*SUPPLIED INFORMATION:*
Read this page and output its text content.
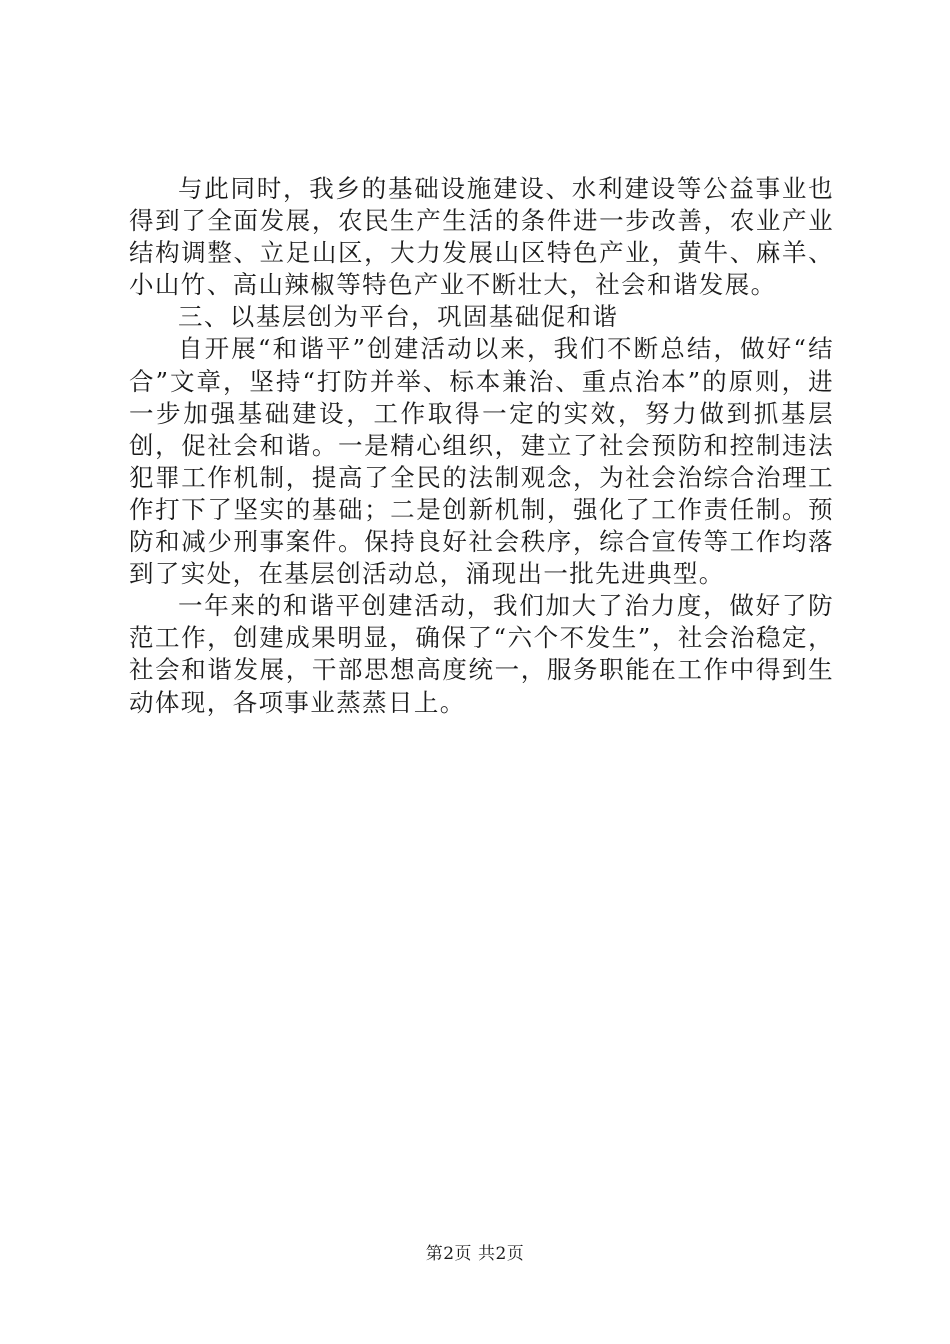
与此同时，我乡的基础设施建设、水利建设等公益事业也得到了全面发展，农民生产生活的条件进一步改善，农业产业结构调整、立足山区，大力发展山区特色产业，黄牛、麻羊、小山竹、高山辣椒等特色产业不断壮大，社会和谐发展。

三、以基层创为平台，巩固基础促和谐

自开展“和谐平”创建活动以来，我们不断总结，做好“结合”文章，坚持“打防并举、标本兼治、重点治本”的原则，进一步加强基础建设，工作取得一定的实效，努力做到抓基层创，促社会和谐。一是精心组织，建立了社会预防和控制违法犯罪工作机制，提高了全民的法制观念，为社会治综合治理工作打下了坚实的基础；二是创新机制，强化了工作责任制。预防和减少刑事案件。保持良好社会秩序，综合宣传等工作均落到了实处，在基层创活动总，涌现出一批先进典型。

一年来的和谐平创建活动，我们加大了治力度，做好了防范工作，创建成果明显，确保了“六个不发生”，社会治稳定，社会和谐发展，干部思想高度统一，服务职能在工作中得到生动体现，各项事业蒸蒸日上。

第2页 共2页
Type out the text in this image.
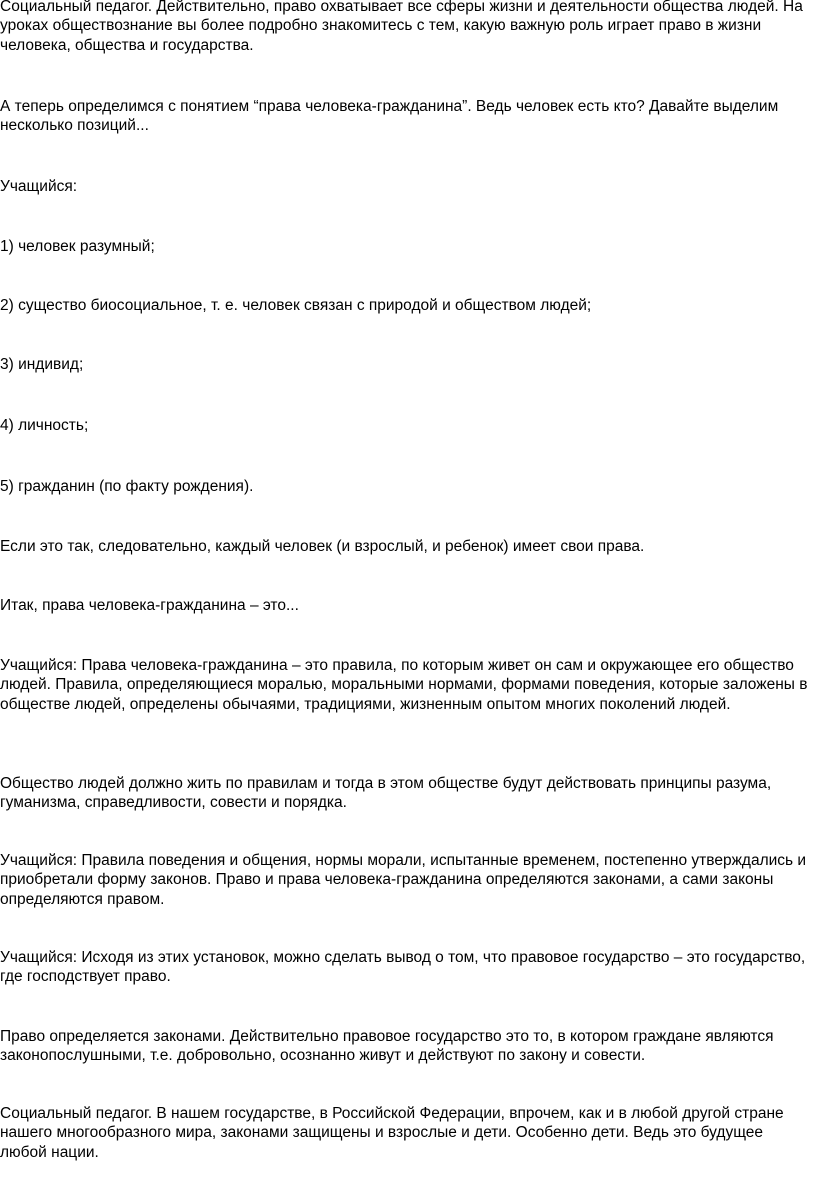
Социальный педагог. Действительно, право охватывает все сферы жизни и деятельности общества людей. На уроках обществознание вы более подробно знакомитесь с тем, какую важную роль играет право в жизни человека, общества и государства.

А теперь определимся с понятием “права человека-гражданина”. Ведь человек есть кто? Давайте выделим несколько позиций...

Учащийся:

1) человек разумный;

2) существо биосоциальное, т. е. человек связан с природой и обществом людей;

3) индивид;

4) личность;

5) гражданин (по факту рождения).

Если это так, следовательно, каждый человек (и взрослый, и ребенок) имеет свои права.

Итак, права человека-гражданина – это...

Учащийся: Права человека-гражданина – это правила, по которым живет он сам и окружающее его общество людей. Правила, определяющиеся моралью, моральными нормами, формами поведения, которые заложены в обществе людей, определены обычаями, традициями, жизненным опытом многих поколений людей.

Общество людей должно жить по правилам и тогда в этом обществе будут действовать принципы разума, гуманизма, справедливости, совести и порядка.

Учащийся: Правила поведения и общения, нормы морали, испытанные временем, постепенно утверждались и приобретали форму законов. Право и права человека-гражданина определяются законами, а сами законы определяются правом.

Учащийся: Исходя из этих установок, можно сделать вывод о том, что правовое государство – это государство, где господствует право.

Право определяется законами. Действительно правовое государство это то, в котором граждане являются законопослушными, т.е. добровольно, осознанно живут и действуют по закону и совести.

Социальный педагог. В нашем государстве, в Российской Федерации, впрочем, как и в любой другой стране нашего многообразного мира, законами защищены и взрослые и дети. Особенно дети. Ведь это будущее любой нации.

*EXERCISE DESCRIPTION:* Check every line for "правовое" and show the ones that have it.

*EXPECTED ANSWER:*
Учащийся: Исходя из этих установок, можно сделать вывод о том, что правовое государство – это государство, где господствует право.
Право определяется законами. Действительно правовое государство это то, в котором граждане являются законопослушными, т.е. добровольно, осознанно живут и действуют по закону и совести.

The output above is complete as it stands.